(Task requirements):
1. Answer these questions about the forum thread on the MILD technique:
(a) What sentence did bnur keep repeating while lying in bed?
(b) How does bnur normally get lucid dreams?
(c) According to paigeyemps, what is the goal in MILD?
2. Set down the part of the forum thread on the MILD technique from "# Lucid Dreaming" to "my last one.", word for word.

# Lucid Dreaming > Attaining Lucidity >  >  Help with MILD

## bnur

Hey all, I tried lucid dreaming last night via MILD for the first time. Normally I can get lucid dreams by performing reality checks while in the dream, but for the past few months this hasn't work and I've gotten frustrated, so I figured I'd try a new technique. I kept repeating to myself "Tonight I will become lucid" as I lay in bed. Eventually my thoughts started to get very scattered as I started drifting to sleep, and I forgot the mantra altogether. Any techniques to ensure I don't forget my mantra and improve my chances of becoming lucid? Thanks. I'd like to lucid dream tonight if at all possible, since it's been a long time since my last one.

----------


## gab

Here is a great MILD guide. Take a peak and ask any questions. http://www.dreamviews.com/induction-...id-dreams.html

----------


## paigeyemps

Hello, don't worry too much about forgetting your mantra. The goal in MILD is to have your mantra/s as your last thoughts as you fall asleep. If you notice yourself drifting off, repeat your mantras. If you don't notice yourself drifting off, just carry on. If you start having imagery and forget to do your mantra, that's fine since it's part of falling asleep and you do want to fall asleep after all. Just try to do your mantra if you ever become aware you're drifting off, otherwise don't force yourself to stay awake just to continue doing them.  :smiley:

----------

Items stored from a collection:
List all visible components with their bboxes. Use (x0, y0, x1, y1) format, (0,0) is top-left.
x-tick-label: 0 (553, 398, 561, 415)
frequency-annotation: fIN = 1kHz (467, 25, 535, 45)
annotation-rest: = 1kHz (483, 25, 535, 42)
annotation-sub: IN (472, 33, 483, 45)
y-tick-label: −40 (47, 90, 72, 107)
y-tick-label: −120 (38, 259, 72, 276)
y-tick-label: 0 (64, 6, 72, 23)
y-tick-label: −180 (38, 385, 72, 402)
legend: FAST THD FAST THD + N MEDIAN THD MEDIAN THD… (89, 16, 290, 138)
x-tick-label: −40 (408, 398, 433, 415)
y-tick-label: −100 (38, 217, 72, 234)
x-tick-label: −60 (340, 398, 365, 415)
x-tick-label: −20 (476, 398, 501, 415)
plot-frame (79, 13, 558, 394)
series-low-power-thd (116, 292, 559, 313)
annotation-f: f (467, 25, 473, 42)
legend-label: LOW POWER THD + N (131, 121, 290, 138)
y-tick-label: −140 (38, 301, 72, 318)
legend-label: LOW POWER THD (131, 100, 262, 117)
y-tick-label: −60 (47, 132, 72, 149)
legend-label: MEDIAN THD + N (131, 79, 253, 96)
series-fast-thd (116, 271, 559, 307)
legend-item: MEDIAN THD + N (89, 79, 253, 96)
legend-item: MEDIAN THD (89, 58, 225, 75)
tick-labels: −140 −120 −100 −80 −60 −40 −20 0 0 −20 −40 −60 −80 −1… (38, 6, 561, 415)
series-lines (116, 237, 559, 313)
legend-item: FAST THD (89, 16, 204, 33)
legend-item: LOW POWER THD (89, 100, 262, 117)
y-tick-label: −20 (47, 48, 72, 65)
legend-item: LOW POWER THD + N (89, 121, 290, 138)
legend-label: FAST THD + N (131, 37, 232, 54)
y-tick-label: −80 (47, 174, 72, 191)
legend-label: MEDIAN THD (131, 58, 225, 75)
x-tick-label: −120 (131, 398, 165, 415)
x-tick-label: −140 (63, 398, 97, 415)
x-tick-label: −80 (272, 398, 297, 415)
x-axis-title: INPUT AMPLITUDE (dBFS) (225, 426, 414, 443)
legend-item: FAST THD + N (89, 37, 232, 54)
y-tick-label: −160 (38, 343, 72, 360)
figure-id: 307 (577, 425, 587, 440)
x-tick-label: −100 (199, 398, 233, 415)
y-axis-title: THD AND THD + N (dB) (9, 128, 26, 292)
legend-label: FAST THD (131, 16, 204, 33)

---

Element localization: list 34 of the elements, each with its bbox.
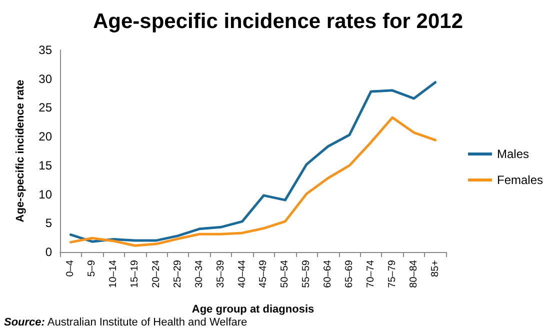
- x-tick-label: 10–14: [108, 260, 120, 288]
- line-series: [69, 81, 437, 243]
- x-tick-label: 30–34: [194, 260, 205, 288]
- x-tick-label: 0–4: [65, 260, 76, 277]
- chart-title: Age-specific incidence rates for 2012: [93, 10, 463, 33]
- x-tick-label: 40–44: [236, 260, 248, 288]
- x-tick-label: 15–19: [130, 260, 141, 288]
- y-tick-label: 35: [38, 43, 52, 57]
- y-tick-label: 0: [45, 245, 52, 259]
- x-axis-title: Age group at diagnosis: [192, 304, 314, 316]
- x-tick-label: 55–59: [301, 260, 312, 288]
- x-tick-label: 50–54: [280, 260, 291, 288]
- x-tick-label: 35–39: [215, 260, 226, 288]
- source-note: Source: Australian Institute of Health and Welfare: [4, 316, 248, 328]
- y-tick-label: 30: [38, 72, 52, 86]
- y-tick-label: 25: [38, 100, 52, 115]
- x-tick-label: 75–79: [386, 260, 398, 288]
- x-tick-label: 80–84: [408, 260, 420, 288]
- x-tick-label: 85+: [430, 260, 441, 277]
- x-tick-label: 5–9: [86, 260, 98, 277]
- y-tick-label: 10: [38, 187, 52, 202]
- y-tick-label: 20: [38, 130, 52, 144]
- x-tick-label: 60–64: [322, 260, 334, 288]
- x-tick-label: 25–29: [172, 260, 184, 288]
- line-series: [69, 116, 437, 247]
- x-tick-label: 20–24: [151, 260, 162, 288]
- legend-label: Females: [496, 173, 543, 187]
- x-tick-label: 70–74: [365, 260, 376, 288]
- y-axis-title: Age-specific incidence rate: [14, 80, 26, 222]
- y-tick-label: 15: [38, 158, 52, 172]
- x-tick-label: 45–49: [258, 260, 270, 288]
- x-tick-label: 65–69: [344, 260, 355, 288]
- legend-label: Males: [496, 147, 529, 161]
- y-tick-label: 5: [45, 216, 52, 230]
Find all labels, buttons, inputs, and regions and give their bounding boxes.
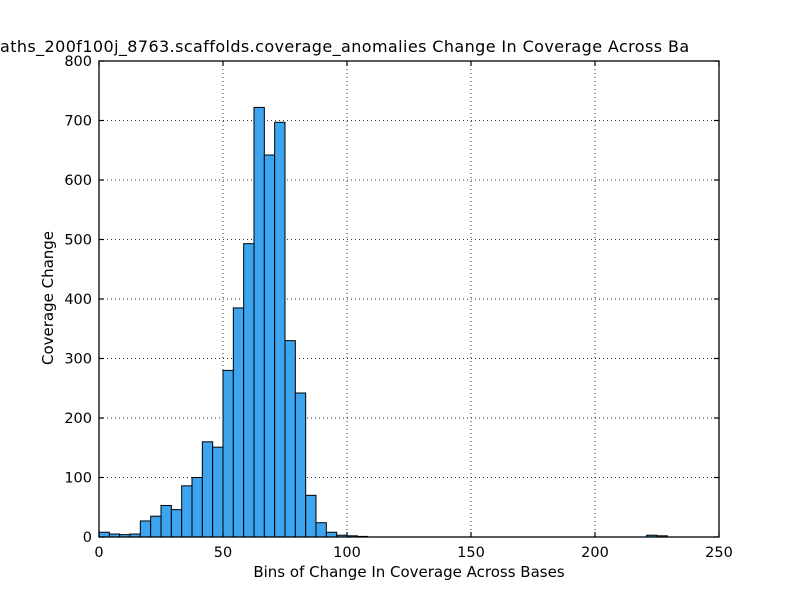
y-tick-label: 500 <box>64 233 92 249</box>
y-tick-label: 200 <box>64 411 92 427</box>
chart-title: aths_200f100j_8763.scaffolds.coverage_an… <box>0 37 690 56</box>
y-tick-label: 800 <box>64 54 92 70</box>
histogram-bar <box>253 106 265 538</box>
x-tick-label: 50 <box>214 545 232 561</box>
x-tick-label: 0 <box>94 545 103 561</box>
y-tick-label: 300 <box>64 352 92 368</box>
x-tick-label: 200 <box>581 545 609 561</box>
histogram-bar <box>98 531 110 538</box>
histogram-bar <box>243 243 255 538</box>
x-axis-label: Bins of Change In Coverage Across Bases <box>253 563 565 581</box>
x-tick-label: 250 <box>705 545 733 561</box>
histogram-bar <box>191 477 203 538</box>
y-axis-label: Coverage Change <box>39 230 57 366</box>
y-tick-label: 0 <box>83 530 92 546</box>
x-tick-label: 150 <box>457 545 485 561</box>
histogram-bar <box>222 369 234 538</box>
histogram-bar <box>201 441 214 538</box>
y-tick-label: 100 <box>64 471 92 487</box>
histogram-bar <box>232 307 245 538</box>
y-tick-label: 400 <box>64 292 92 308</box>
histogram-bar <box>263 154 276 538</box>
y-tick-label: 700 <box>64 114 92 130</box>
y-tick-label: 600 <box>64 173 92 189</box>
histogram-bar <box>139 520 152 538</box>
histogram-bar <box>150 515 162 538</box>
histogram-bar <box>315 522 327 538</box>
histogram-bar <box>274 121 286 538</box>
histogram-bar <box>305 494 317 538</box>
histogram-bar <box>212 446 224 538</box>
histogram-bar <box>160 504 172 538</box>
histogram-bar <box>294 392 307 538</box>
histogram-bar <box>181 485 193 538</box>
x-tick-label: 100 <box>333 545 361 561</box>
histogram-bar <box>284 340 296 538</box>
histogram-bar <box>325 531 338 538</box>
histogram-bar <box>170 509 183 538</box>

(Solutions):
1.
(a) "Tonight I will become lucid"
(b) By performing reality checks while in the dream.
(c) To have your mantra or mantras as your last thoughts as you fall asleep.

2.
# Lucid Dreaming > Attaining Lucidity >  >  Help with MILD

## bnur

Hey all, I tried lucid dreaming last night via MILD for the first time. Normally I can get lucid dreams by performing reality checks while in the dream, but for the past few months this hasn't work and I've gotten frustrated, so I figured I'd try a new technique. I kept repeating to myself "Tonight I will become lucid" as I lay in bed. Eventually my thoughts started to get very scattered as I started drifting to sleep, and I forgot the mantra altogether. Any techniques to ensure I don't forget my mantra and improve my chances of becoming lucid? Thanks. I'd like to lucid dream tonight if at all possible, since it's been a long time since my last one.